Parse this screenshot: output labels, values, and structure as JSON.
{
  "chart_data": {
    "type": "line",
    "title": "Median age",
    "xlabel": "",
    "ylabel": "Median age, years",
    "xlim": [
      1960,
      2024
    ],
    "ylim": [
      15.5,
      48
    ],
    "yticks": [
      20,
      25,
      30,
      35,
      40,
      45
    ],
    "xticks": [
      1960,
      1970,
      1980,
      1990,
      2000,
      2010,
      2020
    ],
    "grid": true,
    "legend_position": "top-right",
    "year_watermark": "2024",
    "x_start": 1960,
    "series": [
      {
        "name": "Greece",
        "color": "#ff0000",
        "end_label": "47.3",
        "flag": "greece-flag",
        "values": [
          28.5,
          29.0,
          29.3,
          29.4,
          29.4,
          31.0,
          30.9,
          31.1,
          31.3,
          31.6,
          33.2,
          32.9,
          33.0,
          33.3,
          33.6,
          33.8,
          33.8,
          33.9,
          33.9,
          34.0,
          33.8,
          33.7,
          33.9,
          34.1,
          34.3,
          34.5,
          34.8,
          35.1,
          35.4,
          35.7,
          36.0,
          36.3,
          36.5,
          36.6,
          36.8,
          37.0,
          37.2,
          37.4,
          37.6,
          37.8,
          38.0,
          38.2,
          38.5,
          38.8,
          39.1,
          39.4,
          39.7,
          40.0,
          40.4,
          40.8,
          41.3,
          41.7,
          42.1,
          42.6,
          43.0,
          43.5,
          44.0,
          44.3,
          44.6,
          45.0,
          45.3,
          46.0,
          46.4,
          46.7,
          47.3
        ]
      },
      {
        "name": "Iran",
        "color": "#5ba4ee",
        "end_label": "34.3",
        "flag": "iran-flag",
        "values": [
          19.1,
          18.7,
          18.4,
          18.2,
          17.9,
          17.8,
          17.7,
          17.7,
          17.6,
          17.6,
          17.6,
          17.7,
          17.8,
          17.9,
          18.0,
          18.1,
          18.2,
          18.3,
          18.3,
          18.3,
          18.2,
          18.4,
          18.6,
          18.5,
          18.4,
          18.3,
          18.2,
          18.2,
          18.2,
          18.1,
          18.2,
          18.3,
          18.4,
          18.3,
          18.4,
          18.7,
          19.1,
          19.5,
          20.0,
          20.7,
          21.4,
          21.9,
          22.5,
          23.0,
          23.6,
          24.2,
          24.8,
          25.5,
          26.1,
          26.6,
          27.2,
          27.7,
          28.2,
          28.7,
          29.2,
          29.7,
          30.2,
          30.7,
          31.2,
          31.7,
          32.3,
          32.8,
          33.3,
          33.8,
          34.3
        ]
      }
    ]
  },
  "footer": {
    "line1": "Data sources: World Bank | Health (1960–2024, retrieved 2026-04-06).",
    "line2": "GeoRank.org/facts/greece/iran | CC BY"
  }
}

| DIRECTIVE |
Working from the material above, retype it in its entirety without change.

| EXPECTED OUTPUT |
Parse this screenshot: output labels, values, and structure as JSON.
{
  "chart_data": {
    "type": "line",
    "title": "Median age",
    "xlabel": "",
    "ylabel": "Median age, years",
    "xlim": [
      1960,
      2024
    ],
    "ylim": [
      15.5,
      48
    ],
    "yticks": [
      20,
      25,
      30,
      35,
      40,
      45
    ],
    "xticks": [
      1960,
      1970,
      1980,
      1990,
      2000,
      2010,
      2020
    ],
    "grid": true,
    "legend_position": "top-right",
    "year_watermark": "2024",
    "x_start": 1960,
    "series": [
      {
        "name": "Greece",
        "color": "#ff0000",
        "end_label": "47.3",
        "flag": "greece-flag",
        "values": [
          28.5,
          29.0,
          29.3,
          29.4,
          29.4,
          31.0,
          30.9,
          31.1,
          31.3,
          31.6,
          33.2,
          32.9,
          33.0,
          33.3,
          33.6,
          33.8,
          33.8,
          33.9,
          33.9,
          34.0,
          33.8,
          33.7,
          33.9,
          34.1,
          34.3,
          34.5,
          34.8,
          35.1,
          35.4,
          35.7,
          36.0,
          36.3,
          36.5,
          36.6,
          36.8,
          37.0,
          37.2,
          37.4,
          37.6,
          37.8,
          38.0,
          38.2,
          38.5,
          38.8,
          39.1,
          39.4,
          39.7,
          40.0,
          40.4,
          40.8,
          41.3,
          41.7,
          42.1,
          42.6,
          43.0,
          43.5,
          44.0,
          44.3,
          44.6,
          45.0,
          45.3,
          46.0,
          46.4,
          46.7,
          47.3
        ]
      },
      {
        "name": "Iran",
        "color": "#5ba4ee",
        "end_label": "34.3",
        "flag": "iran-flag",
        "values": [
          19.1,
          18.7,
          18.4,
          18.2,
          17.9,
          17.8,
          17.7,
          17.7,
          17.6,
          17.6,
          17.6,
          17.7,
          17.8,
          17.9,
          18.0,
          18.1,
          18.2,
          18.3,
          18.3,
          18.3,
          18.2,
          18.4,
          18.6,
          18.5,
          18.4,
          18.3,
          18.2,
          18.2,
          18.2,
          18.1,
          18.2,
          18.3,
          18.4,
          18.3,
          18.4,
          18.7,
          19.1,
          19.5,
          20.0,
          20.7,
          21.4,
          21.9,
          22.5,
          23.0,
          23.6,
          24.2,
          24.8,
          25.5,
          26.1,
          26.6,
          27.2,
          27.7,
          28.2,
          28.7,
          29.2,
          29.7,
          30.2,
          30.7,
          31.2,
          31.7,
          32.3,
          32.8,
          33.3,
          33.8,
          34.3
        ]
      }
    ]
  },
  "footer": {
    "line1": "Data sources: World Bank | Health (1960–2024, retrieved 2026-04-06).",
    "line2": "GeoRank.org/facts/greece/iran | CC BY"
  }
}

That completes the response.